> [Dataset excerpts]
"""

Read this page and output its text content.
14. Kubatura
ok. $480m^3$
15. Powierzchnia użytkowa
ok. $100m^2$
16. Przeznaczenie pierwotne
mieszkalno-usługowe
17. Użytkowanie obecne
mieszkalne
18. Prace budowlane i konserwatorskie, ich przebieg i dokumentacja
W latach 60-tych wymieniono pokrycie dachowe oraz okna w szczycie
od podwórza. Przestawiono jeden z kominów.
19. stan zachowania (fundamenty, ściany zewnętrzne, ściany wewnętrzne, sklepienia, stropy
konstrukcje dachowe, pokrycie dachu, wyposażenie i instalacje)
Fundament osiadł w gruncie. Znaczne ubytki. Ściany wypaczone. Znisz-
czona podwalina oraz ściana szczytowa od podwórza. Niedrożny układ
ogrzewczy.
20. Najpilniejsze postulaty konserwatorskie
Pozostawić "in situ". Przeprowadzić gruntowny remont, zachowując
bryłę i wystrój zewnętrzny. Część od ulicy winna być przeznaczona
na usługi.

"""
"""

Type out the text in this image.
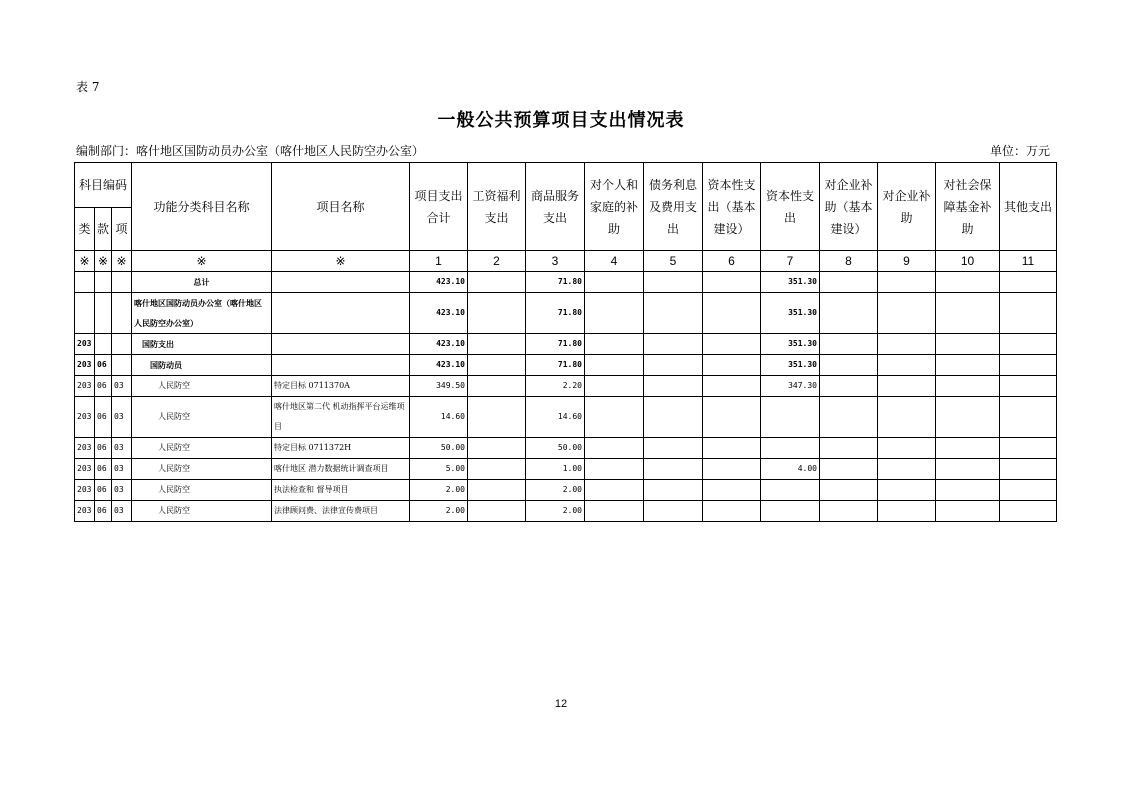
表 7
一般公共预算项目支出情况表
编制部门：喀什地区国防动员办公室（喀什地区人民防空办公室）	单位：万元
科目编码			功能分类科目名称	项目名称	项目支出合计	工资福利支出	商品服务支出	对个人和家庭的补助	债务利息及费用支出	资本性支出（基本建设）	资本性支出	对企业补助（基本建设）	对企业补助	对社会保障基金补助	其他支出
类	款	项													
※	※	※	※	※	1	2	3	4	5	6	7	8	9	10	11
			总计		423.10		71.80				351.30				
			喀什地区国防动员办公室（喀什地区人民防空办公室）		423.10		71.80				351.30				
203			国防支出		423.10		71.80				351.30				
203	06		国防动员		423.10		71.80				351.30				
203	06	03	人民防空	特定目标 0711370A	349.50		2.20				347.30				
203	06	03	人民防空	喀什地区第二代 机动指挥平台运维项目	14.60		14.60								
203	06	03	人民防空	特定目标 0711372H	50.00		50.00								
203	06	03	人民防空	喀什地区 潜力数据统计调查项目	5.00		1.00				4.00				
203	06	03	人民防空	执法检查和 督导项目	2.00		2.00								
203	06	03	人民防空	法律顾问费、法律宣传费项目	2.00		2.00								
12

"""

> [What to work on]
Return every line of the preceding records in which the word "konserwatorskie" appears.

> [Task answer]
18. Prace budowlane i konserwatorskie, ich przebieg i dokumentacja
20. Najpilniejsze postulaty konserwatorskie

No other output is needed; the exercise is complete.